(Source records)
● ● ● ● ●

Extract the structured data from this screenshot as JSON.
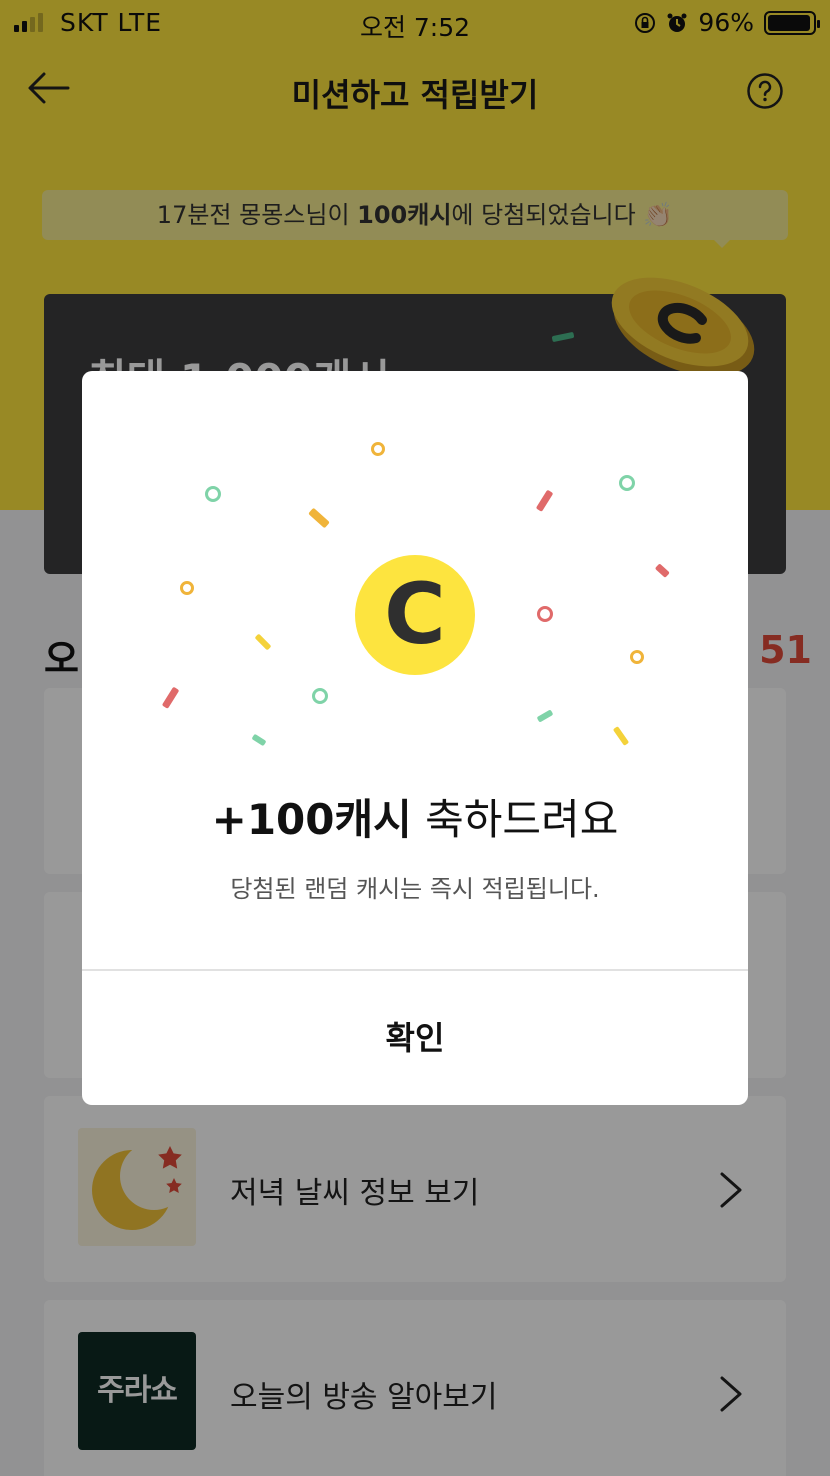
{
  "status_bar": {
    "carrier": "SKT  LTE",
    "time": "오전 7:52",
    "battery": "96%"
  },
  "nav": {
    "title": "미션하고 적립받기"
  },
  "ticker": {
    "prefix": "17분전 몽몽스님이 ",
    "amount": "100캐시",
    "suffix": "에 당첨되었습니다 👏🏻"
  },
  "promo": {
    "headline": "최대 1,000캐시"
  },
  "section": {
    "title": "오",
    "count": "51"
  },
  "missions": [
    {
      "label": ""
    },
    {
      "label": ""
    },
    {
      "label": "저녁 날씨 정보 보기",
      "icon": "moon-icon"
    },
    {
      "label": "오늘의 방송 알아보기",
      "icon": "tv-logo",
      "logo_text": "주라쇼"
    }
  ],
  "modal": {
    "amount": "+100캐시",
    "message": " 축하드려요",
    "subtitle": "당첨된 랜덤 캐시는 즉시 적립됩니다.",
    "confirm_label": "확인",
    "coin_letter": "C"
  },
  "colors": {
    "brand_yellow": "#fde43f",
    "accent_red": "#e04a3a",
    "coin_yellow": "#fde43f"
  }
}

● ● ● ● ●

**Work to do:**
Restate the data above word for word. Skip every picture.

**Written answer:**
Extract the structured data from this screenshot as JSON.
{
  "status_bar": {
    "carrier": "SKT  LTE",
    "time": "오전 7:52",
    "battery": "96%"
  },
  "nav": {
    "title": "미션하고 적립받기"
  },
  "ticker": {
    "prefix": "17분전 몽몽스님이 ",
    "amount": "100캐시",
    "suffix": "에 당첨되었습니다 👏🏻"
  },
  "promo": {
    "headline": "최대 1,000캐시"
  },
  "section": {
    "title": "오",
    "count": "51"
  },
  "missions": [
    {
      "label": ""
    },
    {
      "label": ""
    },
    {
      "label": "저녁 날씨 정보 보기",
      "icon": "moon-icon"
    },
    {
      "label": "오늘의 방송 알아보기",
      "icon": "tv-logo",
      "logo_text": "주라쇼"
    }
  ],
  "modal": {
    "amount": "+100캐시",
    "message": " 축하드려요",
    "subtitle": "당첨된 랜덤 캐시는 즉시 적립됩니다.",
    "confirm_label": "확인",
    "coin_letter": "C"
  },
  "colors": {
    "brand_yellow": "#fde43f",
    "accent_red": "#e04a3a",
    "coin_yellow": "#fde43f"
  }
}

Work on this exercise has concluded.